◆ WRITTEN PROBLEM
Leave out the pictures and repeat everything else in the records exactly.

◆ TASK INPUT
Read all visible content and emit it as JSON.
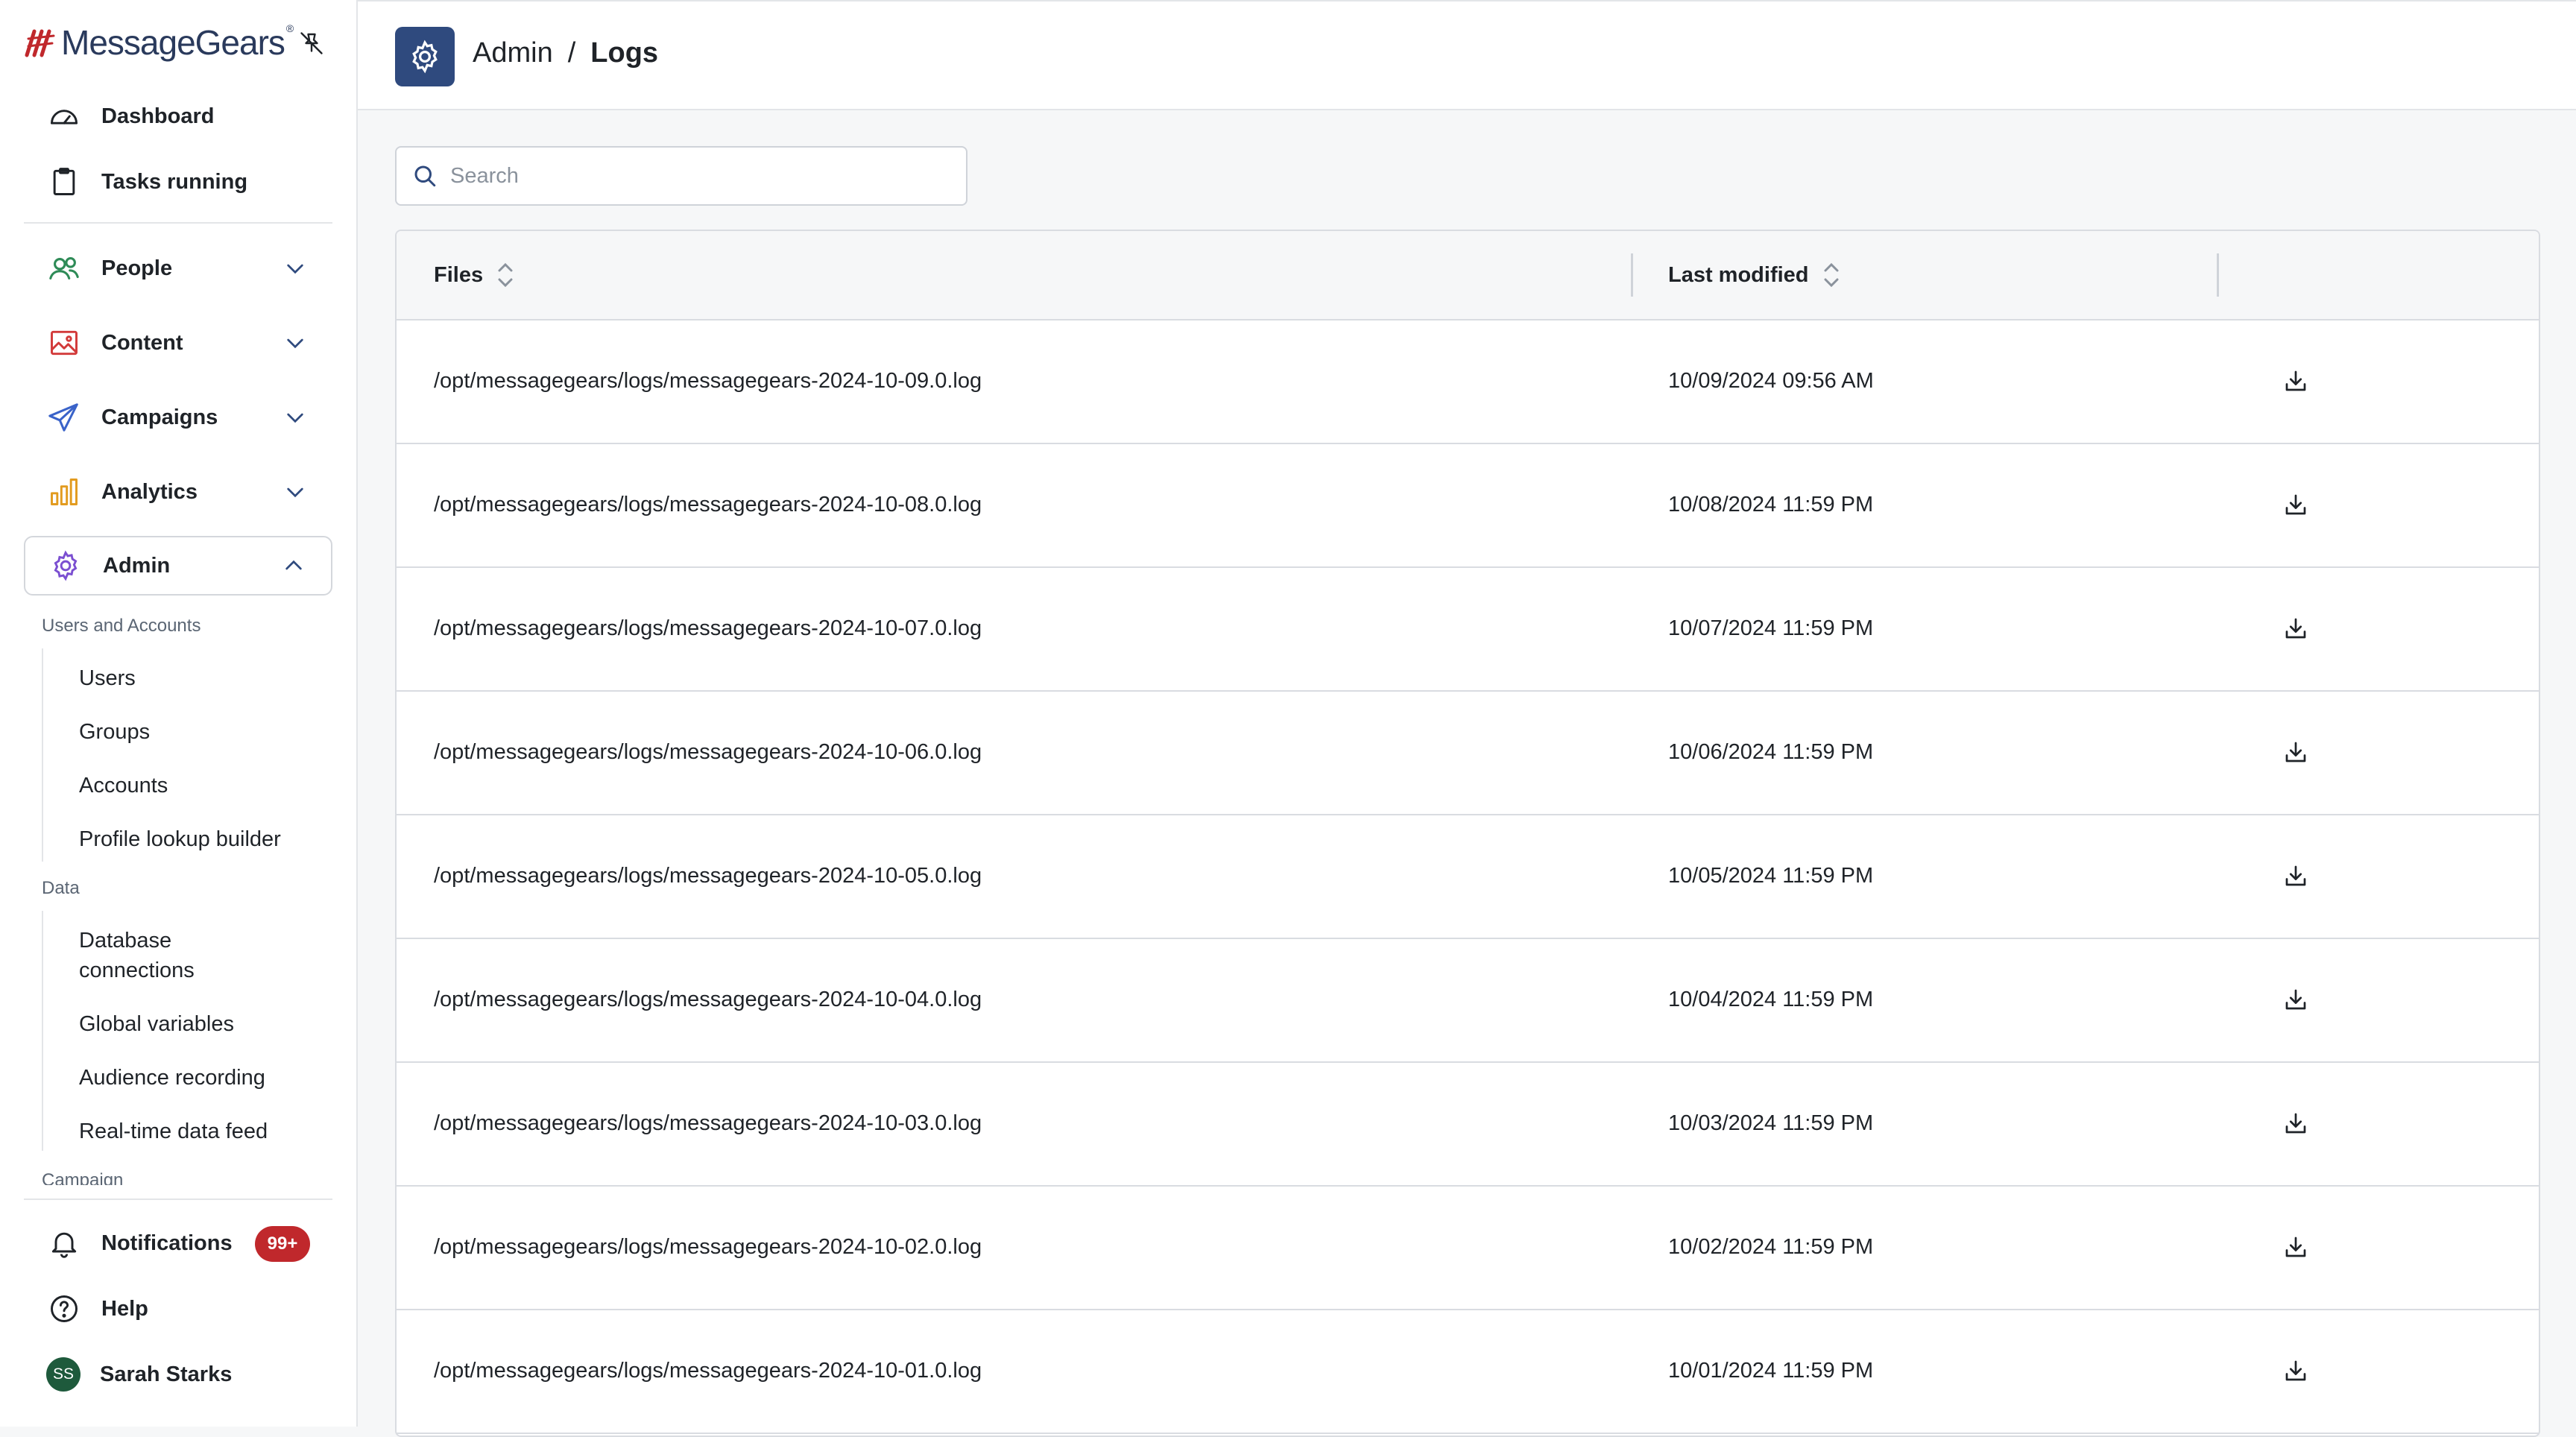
{
  "brand": {
    "name": "MessageGears",
    "trademark": "®"
  },
  "nav": {
    "dashboard": "Dashboard",
    "tasks": "Tasks running",
    "people": "People",
    "content": "Content",
    "campaigns": "Campaigns",
    "analytics": "Analytics",
    "admin": "Admin"
  },
  "admin_sub": {
    "users_accounts_label": "Users and Accounts",
    "users": "Users",
    "groups": "Groups",
    "accounts": "Accounts",
    "profile_lookup": "Profile lookup builder",
    "data_label": "Data",
    "database_connections_1": "Database",
    "database_connections_2": "connections",
    "global_variables": "Global variables",
    "audience_recording": "Audience recording",
    "realtime_feed": "Real-time data feed",
    "campaign_label": "Campaign"
  },
  "footer": {
    "notifications": "Notifications",
    "notifications_badge": "99+",
    "help": "Help",
    "user_initials": "SS",
    "user_name": "Sarah Starks"
  },
  "header": {
    "crumb_parent": "Admin",
    "crumb_sep": "/",
    "crumb_current": "Logs"
  },
  "search": {
    "placeholder": "Search"
  },
  "table": {
    "col_files": "Files",
    "col_modified": "Last modified",
    "rows": [
      {
        "file": "/opt/messagegears/logs/messagegears-2024-10-09.0.log",
        "modified": "10/09/2024 09:56 AM"
      },
      {
        "file": "/opt/messagegears/logs/messagegears-2024-10-08.0.log",
        "modified": "10/08/2024 11:59 PM"
      },
      {
        "file": "/opt/messagegears/logs/messagegears-2024-10-07.0.log",
        "modified": "10/07/2024 11:59 PM"
      },
      {
        "file": "/opt/messagegears/logs/messagegears-2024-10-06.0.log",
        "modified": "10/06/2024 11:59 PM"
      },
      {
        "file": "/opt/messagegears/logs/messagegears-2024-10-05.0.log",
        "modified": "10/05/2024 11:59 PM"
      },
      {
        "file": "/opt/messagegears/logs/messagegears-2024-10-04.0.log",
        "modified": "10/04/2024 11:59 PM"
      },
      {
        "file": "/opt/messagegears/logs/messagegears-2024-10-03.0.log",
        "modified": "10/03/2024 11:59 PM"
      },
      {
        "file": "/opt/messagegears/logs/messagegears-2024-10-02.0.log",
        "modified": "10/02/2024 11:59 PM"
      },
      {
        "file": "/opt/messagegears/logs/messagegears-2024-10-01.0.log",
        "modified": "10/01/2024 11:59 PM"
      }
    ]
  },
  "colors": {
    "brand_red": "#c0282c",
    "header_icon_bg": "#2f4a7e",
    "people_icon": "#2e8b57",
    "content_icon": "#d23a3a",
    "campaigns_icon": "#3a63c9",
    "analytics_icon": "#e29b1f",
    "admin_icon": "#7b4fd1",
    "avatar_bg": "#1e5a3c"
  },
  "icons": {
    "dashboard": "speedometer-icon",
    "tasks": "clipboard-icon",
    "people": "people-icon",
    "content": "image-icon",
    "campaigns": "paper-plane-icon",
    "analytics": "bar-chart-icon",
    "admin": "gear-icon",
    "notifications": "bell-icon",
    "help": "question-circle-icon",
    "download": "download-icon"
  }
}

◆ WRITTEN RESPONSE
Read all visible content and emit it as JSON.
{
  "brand": {
    "name": "MessageGears",
    "trademark": "®"
  },
  "nav": {
    "dashboard": "Dashboard",
    "tasks": "Tasks running",
    "people": "People",
    "content": "Content",
    "campaigns": "Campaigns",
    "analytics": "Analytics",
    "admin": "Admin"
  },
  "admin_sub": {
    "users_accounts_label": "Users and Accounts",
    "users": "Users",
    "groups": "Groups",
    "accounts": "Accounts",
    "profile_lookup": "Profile lookup builder",
    "data_label": "Data",
    "database_connections_1": "Database",
    "database_connections_2": "connections",
    "global_variables": "Global variables",
    "audience_recording": "Audience recording",
    "realtime_feed": "Real-time data feed",
    "campaign_label": "Campaign"
  },
  "footer": {
    "notifications": "Notifications",
    "notifications_badge": "99+",
    "help": "Help",
    "user_initials": "SS",
    "user_name": "Sarah Starks"
  },
  "header": {
    "crumb_parent": "Admin",
    "crumb_sep": "/",
    "crumb_current": "Logs"
  },
  "search": {
    "placeholder": "Search"
  },
  "table": {
    "col_files": "Files",
    "col_modified": "Last modified",
    "rows": [
      {
        "file": "/opt/messagegears/logs/messagegears-2024-10-09.0.log",
        "modified": "10/09/2024 09:56 AM"
      },
      {
        "file": "/opt/messagegears/logs/messagegears-2024-10-08.0.log",
        "modified": "10/08/2024 11:59 PM"
      },
      {
        "file": "/opt/messagegears/logs/messagegears-2024-10-07.0.log",
        "modified": "10/07/2024 11:59 PM"
      },
      {
        "file": "/opt/messagegears/logs/messagegears-2024-10-06.0.log",
        "modified": "10/06/2024 11:59 PM"
      },
      {
        "file": "/opt/messagegears/logs/messagegears-2024-10-05.0.log",
        "modified": "10/05/2024 11:59 PM"
      },
      {
        "file": "/opt/messagegears/logs/messagegears-2024-10-04.0.log",
        "modified": "10/04/2024 11:59 PM"
      },
      {
        "file": "/opt/messagegears/logs/messagegears-2024-10-03.0.log",
        "modified": "10/03/2024 11:59 PM"
      },
      {
        "file": "/opt/messagegears/logs/messagegears-2024-10-02.0.log",
        "modified": "10/02/2024 11:59 PM"
      },
      {
        "file": "/opt/messagegears/logs/messagegears-2024-10-01.0.log",
        "modified": "10/01/2024 11:59 PM"
      }
    ]
  },
  "colors": {
    "brand_red": "#c0282c",
    "header_icon_bg": "#2f4a7e",
    "people_icon": "#2e8b57",
    "content_icon": "#d23a3a",
    "campaigns_icon": "#3a63c9",
    "analytics_icon": "#e29b1f",
    "admin_icon": "#7b4fd1",
    "avatar_bg": "#1e5a3c"
  },
  "icons": {
    "dashboard": "speedometer-icon",
    "tasks": "clipboard-icon",
    "people": "people-icon",
    "content": "image-icon",
    "campaigns": "paper-plane-icon",
    "analytics": "bar-chart-icon",
    "admin": "gear-icon",
    "notifications": "bell-icon",
    "help": "question-circle-icon",
    "download": "download-icon"
  }
}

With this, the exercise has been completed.